▶ **WRITTEN INSTRUCTION**: Repeat, exactly and completely, the entries shown underneath.

** START INFORMATION SHOWN **

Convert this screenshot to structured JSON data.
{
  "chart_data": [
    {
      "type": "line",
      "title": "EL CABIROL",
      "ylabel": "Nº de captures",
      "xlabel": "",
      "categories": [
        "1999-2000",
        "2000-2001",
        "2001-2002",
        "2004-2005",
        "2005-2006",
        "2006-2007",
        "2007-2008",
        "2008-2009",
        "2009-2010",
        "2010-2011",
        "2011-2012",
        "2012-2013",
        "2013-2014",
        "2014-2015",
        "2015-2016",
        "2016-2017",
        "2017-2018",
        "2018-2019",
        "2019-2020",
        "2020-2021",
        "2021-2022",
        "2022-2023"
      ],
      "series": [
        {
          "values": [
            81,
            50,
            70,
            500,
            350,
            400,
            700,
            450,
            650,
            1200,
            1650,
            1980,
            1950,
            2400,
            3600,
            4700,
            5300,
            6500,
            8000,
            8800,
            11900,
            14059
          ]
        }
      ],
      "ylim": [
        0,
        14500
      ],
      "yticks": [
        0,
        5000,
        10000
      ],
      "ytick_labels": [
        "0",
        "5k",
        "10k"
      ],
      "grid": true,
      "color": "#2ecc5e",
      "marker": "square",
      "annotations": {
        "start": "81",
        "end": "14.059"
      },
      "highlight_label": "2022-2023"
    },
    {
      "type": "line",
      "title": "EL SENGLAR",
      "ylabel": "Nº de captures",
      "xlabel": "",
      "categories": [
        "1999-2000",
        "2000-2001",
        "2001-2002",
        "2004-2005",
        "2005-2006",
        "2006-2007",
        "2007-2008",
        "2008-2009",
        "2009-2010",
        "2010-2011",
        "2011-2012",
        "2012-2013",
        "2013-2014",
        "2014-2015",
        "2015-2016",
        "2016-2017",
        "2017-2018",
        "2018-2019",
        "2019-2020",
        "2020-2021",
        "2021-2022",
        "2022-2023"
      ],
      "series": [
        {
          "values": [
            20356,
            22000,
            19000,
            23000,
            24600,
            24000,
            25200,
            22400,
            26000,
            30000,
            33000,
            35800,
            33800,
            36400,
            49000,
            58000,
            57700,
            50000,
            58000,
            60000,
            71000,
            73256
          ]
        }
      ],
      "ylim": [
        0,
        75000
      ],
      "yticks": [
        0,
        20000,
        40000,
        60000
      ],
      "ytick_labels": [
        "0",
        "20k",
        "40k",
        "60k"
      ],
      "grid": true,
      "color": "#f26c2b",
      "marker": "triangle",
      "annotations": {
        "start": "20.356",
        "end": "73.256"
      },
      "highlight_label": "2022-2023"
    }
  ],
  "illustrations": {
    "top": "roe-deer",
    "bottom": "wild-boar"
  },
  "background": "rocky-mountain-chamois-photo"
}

** END INFORMATION SHOWN **

▶ **REPLY TO THE TASK**:
Convert this screenshot to structured JSON data.
{
  "chart_data": [
    {
      "type": "line",
      "title": "EL CABIROL",
      "ylabel": "Nº de captures",
      "xlabel": "",
      "categories": [
        "1999-2000",
        "2000-2001",
        "2001-2002",
        "2004-2005",
        "2005-2006",
        "2006-2007",
        "2007-2008",
        "2008-2009",
        "2009-2010",
        "2010-2011",
        "2011-2012",
        "2012-2013",
        "2013-2014",
        "2014-2015",
        "2015-2016",
        "2016-2017",
        "2017-2018",
        "2018-2019",
        "2019-2020",
        "2020-2021",
        "2021-2022",
        "2022-2023"
      ],
      "series": [
        {
          "values": [
            81,
            50,
            70,
            500,
            350,
            400,
            700,
            450,
            650,
            1200,
            1650,
            1980,
            1950,
            2400,
            3600,
            4700,
            5300,
            6500,
            8000,
            8800,
            11900,
            14059
          ]
        }
      ],
      "ylim": [
        0,
        14500
      ],
      "yticks": [
        0,
        5000,
        10000
      ],
      "ytick_labels": [
        "0",
        "5k",
        "10k"
      ],
      "grid": true,
      "color": "#2ecc5e",
      "marker": "square",
      "annotations": {
        "start": "81",
        "end": "14.059"
      },
      "highlight_label": "2022-2023"
    },
    {
      "type": "line",
      "title": "EL SENGLAR",
      "ylabel": "Nº de captures",
      "xlabel": "",
      "categories": [
        "1999-2000",
        "2000-2001",
        "2001-2002",
        "2004-2005",
        "2005-2006",
        "2006-2007",
        "2007-2008",
        "2008-2009",
        "2009-2010",
        "2010-2011",
        "2011-2012",
        "2012-2013",
        "2013-2014",
        "2014-2015",
        "2015-2016",
        "2016-2017",
        "2017-2018",
        "2018-2019",
        "2019-2020",
        "2020-2021",
        "2021-2022",
        "2022-2023"
      ],
      "series": [
        {
          "values": [
            20356,
            22000,
            19000,
            23000,
            24600,
            24000,
            25200,
            22400,
            26000,
            30000,
            33000,
            35800,
            33800,
            36400,
            49000,
            58000,
            57700,
            50000,
            58000,
            60000,
            71000,
            73256
          ]
        }
      ],
      "ylim": [
        0,
        75000
      ],
      "yticks": [
        0,
        20000,
        40000,
        60000
      ],
      "ytick_labels": [
        "0",
        "20k",
        "40k",
        "60k"
      ],
      "grid": true,
      "color": "#f26c2b",
      "marker": "triangle",
      "annotations": {
        "start": "20.356",
        "end": "73.256"
      },
      "highlight_label": "2022-2023"
    }
  ],
  "illustrations": {
    "top": "roe-deer",
    "bottom": "wild-boar"
  },
  "background": "rocky-mountain-chamois-photo"
}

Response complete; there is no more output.